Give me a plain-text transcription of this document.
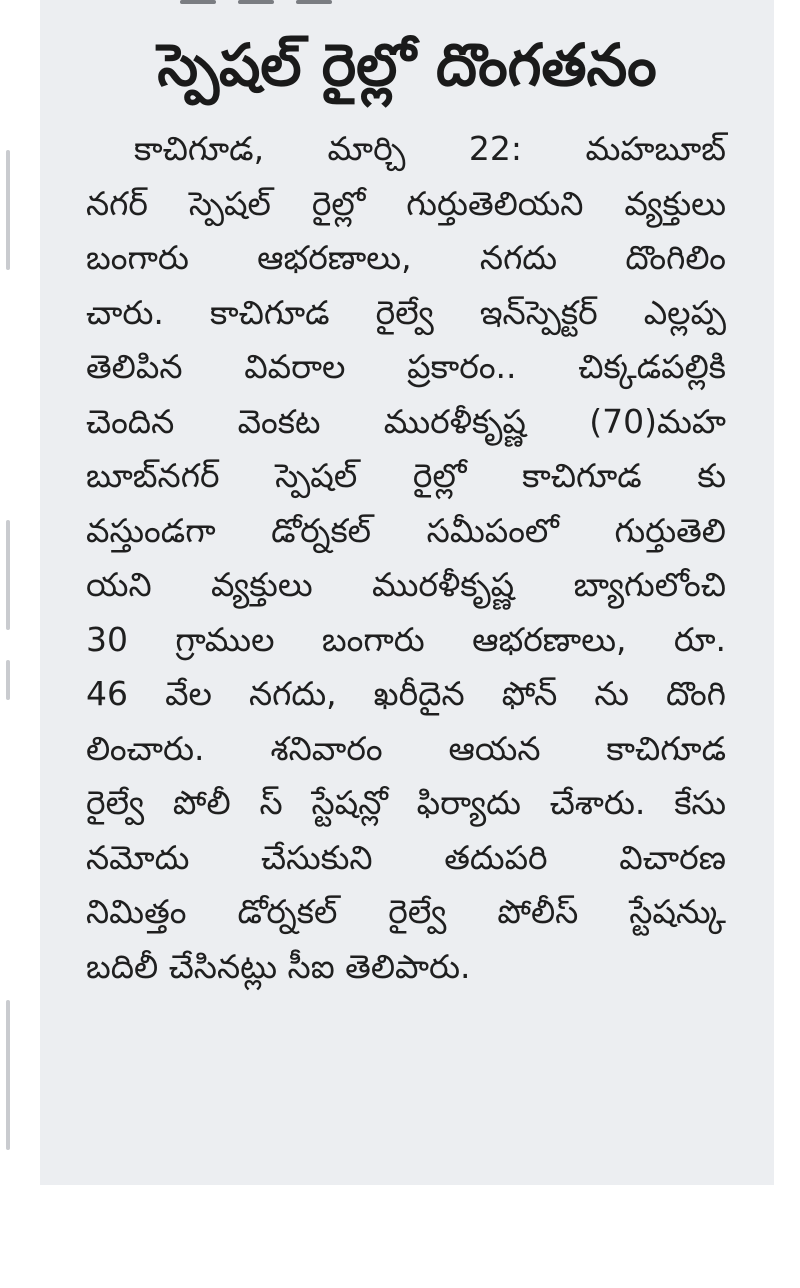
స్పెషల్ రైల్లో దొంగతనం
కాచిగూడ, మార్చి 22: మహబూబ్
నగర్ స్పెషల్ రైల్లో గుర్తుతెలియని వ్యక్తులు
బంగారు ఆభరణాలు, నగదు దొంగిలిం
చారు. కాచిగూడ రైల్వే ఇన్‌స్పెక్టర్ ఎల్లప్ప
తెలిపిన వివరాల ప్రకారం.. చిక్కడపల్లికి
చెందిన వెంకట మురళీకృష్ణ (70)మహ
బూబ్‌నగర్ స్పెషల్ రైల్లో కాచిగూడ కు
వస్తుండగా డోర్నకల్ సమీపంలో గుర్తుతెలి
యని వ్యక్తులు మురళీకృష్ణ బ్యాగులోంచి
30 గ్రాముల బంగారు ఆభరణాలు, రూ.
46 వేల నగదు, ఖరీదైన ఫోన్ ను దొంగి
లించారు. శనివారం ఆయన కాచిగూడ
రైల్వే పోలీ స్ స్టేషన్లో ఫిర్యాదు చేశారు. కేసు
నమోదు చేసుకుని తదుపరి విచారణ
నిమిత్తం డోర్నకల్ రైల్వే పోలీస్ స్టేషన్కు
బదిలీ చేసినట్లు సీఐ తెలిపారు.
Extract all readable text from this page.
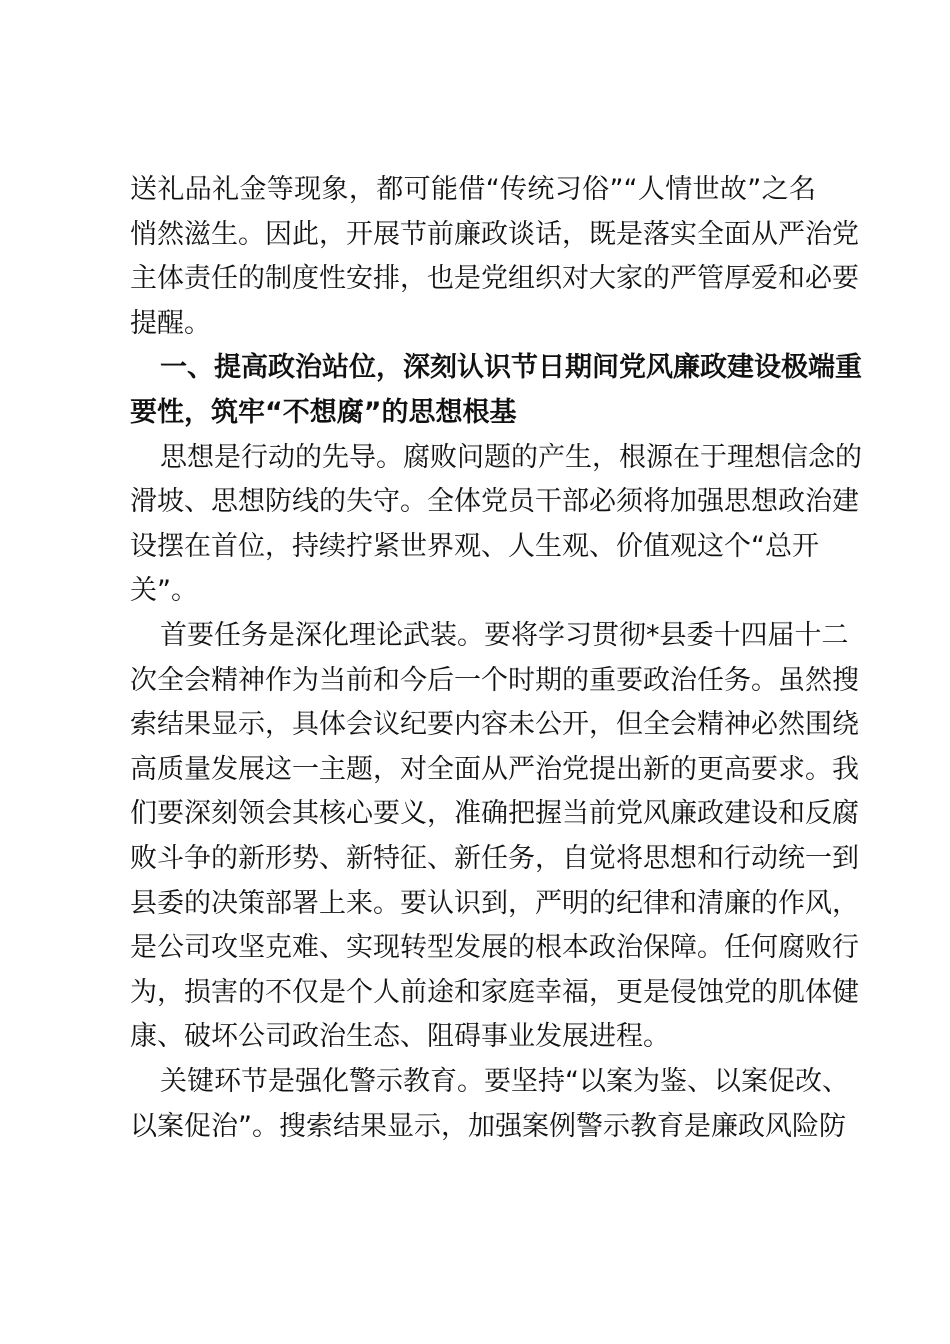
送礼品礼金等现象，都可能借“传统习俗”“人情世故”之名
悄然滋生。因此，开展节前廉政谈话，既是落实全面从严治党
主体责任的制度性安排，也是党组织对大家的严管厚爱和必要
提醒。
一、提高政治站位，深刻认识节日期间党风廉政建设极端重
要性，筑牢“不想腐”的思想根基
思想是行动的先导。腐败问题的产生，根源在于理想信念的
滑坡、思想防线的失守。全体党员干部必须将加强思想政治建
设摆在首位，持续拧紧世界观、人生观、价值观这个“总开
关”。
首要任务是深化理论武装。要将学习贯彻*县委十四届十二
次全会精神作为当前和今后一个时期的重要政治任务。虽然搜
索结果显示，具体会议纪要内容未公开，但全会精神必然围绕
高质量发展这一主题，对全面从严治党提出新的更高要求。我
们要深刻领会其核心要义，准确把握当前党风廉政建设和反腐
败斗争的新形势、新特征、新任务，自觉将思想和行动统一到
县委的决策部署上来。要认识到，严明的纪律和清廉的作风，
是公司攻坚克难、实现转型发展的根本政治保障。任何腐败行
为，损害的不仅是个人前途和家庭幸福，更是侵蚀党的肌体健
康、破坏公司政治生态、阻碍事业发展进程。
关键环节是强化警示教育。要坚持“以案为鉴、以案促改、
以案促治”。搜索结果显示，加强案例警示教育是廉政风险防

----------

Aim |
The lines to repeat start at the one holding "Extract all readable text from this page." and run through the last line of the records above; write them out exactly, both ends included, but not the pictures.

Response to this task |
Extract all readable text from this page.
送礼品礼金等现象，都可能借“传统习俗”“人情世故”之名
悄然滋生。因此，开展节前廉政谈话，既是落实全面从严治党
主体责任的制度性安排，也是党组织对大家的严管厚爱和必要
提醒。
一、提高政治站位，深刻认识节日期间党风廉政建设极端重
要性，筑牢“不想腐”的思想根基
思想是行动的先导。腐败问题的产生，根源在于理想信念的
滑坡、思想防线的失守。全体党员干部必须将加强思想政治建
设摆在首位，持续拧紧世界观、人生观、价值观这个“总开
关”。
首要任务是深化理论武装。要将学习贯彻*县委十四届十二
次全会精神作为当前和今后一个时期的重要政治任务。虽然搜
索结果显示，具体会议纪要内容未公开，但全会精神必然围绕
高质量发展这一主题，对全面从严治党提出新的更高要求。我
们要深刻领会其核心要义，准确把握当前党风廉政建设和反腐
败斗争的新形势、新特征、新任务，自觉将思想和行动统一到
县委的决策部署上来。要认识到，严明的纪律和清廉的作风，
是公司攻坚克难、实现转型发展的根本政治保障。任何腐败行
为，损害的不仅是个人前途和家庭幸福，更是侵蚀党的肌体健
康、破坏公司政治生态、阻碍事业发展进程。
关键环节是强化警示教育。要坚持“以案为鉴、以案促改、
以案促治”。搜索结果显示，加强案例警示教育是廉政风险防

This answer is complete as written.